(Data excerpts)
# # # # #
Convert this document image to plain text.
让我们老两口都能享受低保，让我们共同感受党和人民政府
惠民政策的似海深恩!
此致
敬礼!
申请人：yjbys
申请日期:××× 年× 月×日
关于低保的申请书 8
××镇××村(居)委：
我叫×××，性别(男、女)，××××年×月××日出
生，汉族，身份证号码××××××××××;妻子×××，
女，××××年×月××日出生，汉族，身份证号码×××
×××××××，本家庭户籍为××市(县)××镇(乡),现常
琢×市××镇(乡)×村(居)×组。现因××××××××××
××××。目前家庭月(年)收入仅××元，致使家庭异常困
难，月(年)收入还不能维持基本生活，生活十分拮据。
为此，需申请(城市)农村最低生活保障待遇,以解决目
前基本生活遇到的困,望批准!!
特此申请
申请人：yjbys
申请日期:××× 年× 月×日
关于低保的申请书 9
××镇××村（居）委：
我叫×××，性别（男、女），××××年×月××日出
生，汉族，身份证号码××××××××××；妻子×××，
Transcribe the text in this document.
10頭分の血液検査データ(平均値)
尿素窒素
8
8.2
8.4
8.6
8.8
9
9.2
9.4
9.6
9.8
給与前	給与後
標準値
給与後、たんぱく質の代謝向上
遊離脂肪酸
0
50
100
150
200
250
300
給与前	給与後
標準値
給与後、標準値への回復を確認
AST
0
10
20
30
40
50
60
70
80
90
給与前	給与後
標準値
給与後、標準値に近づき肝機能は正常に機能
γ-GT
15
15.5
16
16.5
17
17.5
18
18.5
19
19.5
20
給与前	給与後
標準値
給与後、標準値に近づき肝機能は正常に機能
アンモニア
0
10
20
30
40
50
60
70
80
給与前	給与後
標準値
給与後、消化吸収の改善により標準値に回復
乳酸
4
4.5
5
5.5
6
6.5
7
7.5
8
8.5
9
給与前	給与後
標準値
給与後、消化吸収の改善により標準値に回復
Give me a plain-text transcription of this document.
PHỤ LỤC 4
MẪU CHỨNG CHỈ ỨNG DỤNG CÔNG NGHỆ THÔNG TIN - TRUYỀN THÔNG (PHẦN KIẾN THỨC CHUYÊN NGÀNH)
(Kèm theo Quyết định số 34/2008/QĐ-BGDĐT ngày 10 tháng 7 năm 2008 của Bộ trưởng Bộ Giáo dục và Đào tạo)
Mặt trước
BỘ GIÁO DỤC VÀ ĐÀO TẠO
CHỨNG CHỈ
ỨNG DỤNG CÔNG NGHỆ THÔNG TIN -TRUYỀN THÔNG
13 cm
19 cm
# # # # #
▶ [Task statement]: Look through the entries and return every line where "DỤNG" appears.

▶ [Response to this task]:
MẪU CHỨNG CHỈ ỨNG DỤNG CÔNG NGHỆ THÔNG TIN - TRUYỀN THÔNG (PHẦN KIẾN THỨC CHUYÊN NGÀNH)
ỨNG DỤNG CÔNG NGHỆ THÔNG TIN -TRUYỀN THÔNG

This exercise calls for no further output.